What you will do
Report the number of lines in the entries below that include the word "left", and nothing else.

──────

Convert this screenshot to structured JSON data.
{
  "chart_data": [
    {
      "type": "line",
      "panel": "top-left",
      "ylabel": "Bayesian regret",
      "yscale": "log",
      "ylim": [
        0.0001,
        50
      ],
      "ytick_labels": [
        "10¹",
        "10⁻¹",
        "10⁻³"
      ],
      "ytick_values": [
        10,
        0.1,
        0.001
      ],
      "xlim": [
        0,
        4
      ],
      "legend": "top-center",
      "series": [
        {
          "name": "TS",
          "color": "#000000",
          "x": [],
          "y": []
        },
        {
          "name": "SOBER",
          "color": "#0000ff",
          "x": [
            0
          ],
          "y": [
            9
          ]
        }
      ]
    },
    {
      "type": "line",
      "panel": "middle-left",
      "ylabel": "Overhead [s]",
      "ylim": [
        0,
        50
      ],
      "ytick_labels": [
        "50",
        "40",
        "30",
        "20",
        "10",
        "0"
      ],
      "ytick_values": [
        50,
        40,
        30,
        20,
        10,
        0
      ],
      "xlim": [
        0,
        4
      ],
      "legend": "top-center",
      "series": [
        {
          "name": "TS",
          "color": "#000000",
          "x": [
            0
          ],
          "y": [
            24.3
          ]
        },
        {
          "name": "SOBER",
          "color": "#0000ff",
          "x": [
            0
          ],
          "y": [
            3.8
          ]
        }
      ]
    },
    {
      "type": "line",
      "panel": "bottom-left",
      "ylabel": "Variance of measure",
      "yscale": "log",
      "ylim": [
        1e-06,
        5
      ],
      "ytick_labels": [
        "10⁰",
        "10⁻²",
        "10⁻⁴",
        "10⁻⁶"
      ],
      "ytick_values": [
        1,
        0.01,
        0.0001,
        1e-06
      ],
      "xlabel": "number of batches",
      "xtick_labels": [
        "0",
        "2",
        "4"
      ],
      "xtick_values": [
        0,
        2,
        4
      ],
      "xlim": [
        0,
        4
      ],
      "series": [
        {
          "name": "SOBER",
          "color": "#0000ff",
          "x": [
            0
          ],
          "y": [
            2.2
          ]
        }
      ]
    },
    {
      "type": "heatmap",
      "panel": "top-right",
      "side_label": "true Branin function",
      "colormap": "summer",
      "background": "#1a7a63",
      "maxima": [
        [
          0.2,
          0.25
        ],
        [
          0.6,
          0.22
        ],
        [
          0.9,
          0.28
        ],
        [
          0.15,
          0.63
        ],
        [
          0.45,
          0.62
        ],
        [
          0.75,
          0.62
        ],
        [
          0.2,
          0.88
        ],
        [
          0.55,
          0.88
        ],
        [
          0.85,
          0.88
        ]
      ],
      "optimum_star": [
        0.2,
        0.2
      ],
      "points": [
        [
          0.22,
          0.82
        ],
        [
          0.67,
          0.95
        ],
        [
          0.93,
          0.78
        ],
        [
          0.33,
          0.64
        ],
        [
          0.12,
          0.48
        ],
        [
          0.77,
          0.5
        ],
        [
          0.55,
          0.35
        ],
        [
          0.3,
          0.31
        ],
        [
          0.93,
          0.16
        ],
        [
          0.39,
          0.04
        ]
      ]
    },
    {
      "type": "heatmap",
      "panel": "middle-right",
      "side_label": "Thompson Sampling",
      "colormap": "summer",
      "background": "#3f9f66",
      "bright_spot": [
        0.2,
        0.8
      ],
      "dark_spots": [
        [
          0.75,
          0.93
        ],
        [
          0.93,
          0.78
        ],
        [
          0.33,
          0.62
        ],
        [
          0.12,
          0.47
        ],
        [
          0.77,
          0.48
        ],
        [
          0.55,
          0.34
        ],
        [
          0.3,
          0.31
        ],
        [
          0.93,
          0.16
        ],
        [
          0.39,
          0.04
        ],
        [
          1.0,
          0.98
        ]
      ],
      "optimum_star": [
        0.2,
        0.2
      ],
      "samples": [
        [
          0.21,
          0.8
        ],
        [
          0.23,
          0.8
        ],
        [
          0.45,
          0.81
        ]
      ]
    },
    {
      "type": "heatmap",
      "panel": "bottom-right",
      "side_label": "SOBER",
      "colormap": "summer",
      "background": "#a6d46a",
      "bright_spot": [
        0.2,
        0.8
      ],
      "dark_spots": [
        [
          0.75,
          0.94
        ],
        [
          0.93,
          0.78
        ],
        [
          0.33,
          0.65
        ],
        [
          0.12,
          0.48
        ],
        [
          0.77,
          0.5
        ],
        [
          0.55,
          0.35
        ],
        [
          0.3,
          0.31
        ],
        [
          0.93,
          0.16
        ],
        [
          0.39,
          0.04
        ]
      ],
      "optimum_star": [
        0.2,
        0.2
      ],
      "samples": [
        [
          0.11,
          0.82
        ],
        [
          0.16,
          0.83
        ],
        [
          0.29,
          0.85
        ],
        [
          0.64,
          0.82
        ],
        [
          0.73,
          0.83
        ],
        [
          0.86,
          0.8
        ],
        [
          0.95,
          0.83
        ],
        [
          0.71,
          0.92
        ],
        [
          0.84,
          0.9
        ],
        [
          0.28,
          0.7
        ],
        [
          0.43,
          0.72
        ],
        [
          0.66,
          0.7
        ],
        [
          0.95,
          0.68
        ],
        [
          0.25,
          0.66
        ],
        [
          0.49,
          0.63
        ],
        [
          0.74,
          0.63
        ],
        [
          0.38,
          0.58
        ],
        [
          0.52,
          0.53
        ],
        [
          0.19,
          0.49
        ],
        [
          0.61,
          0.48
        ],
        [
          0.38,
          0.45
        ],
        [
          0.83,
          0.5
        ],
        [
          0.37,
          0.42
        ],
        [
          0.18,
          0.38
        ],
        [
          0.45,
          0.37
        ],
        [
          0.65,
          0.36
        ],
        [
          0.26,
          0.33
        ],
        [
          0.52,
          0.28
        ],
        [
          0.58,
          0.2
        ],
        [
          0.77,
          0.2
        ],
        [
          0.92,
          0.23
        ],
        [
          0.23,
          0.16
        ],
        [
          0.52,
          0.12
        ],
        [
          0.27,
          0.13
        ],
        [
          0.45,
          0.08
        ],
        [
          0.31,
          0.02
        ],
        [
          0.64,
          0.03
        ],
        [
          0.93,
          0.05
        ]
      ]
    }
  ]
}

──────

Written response
3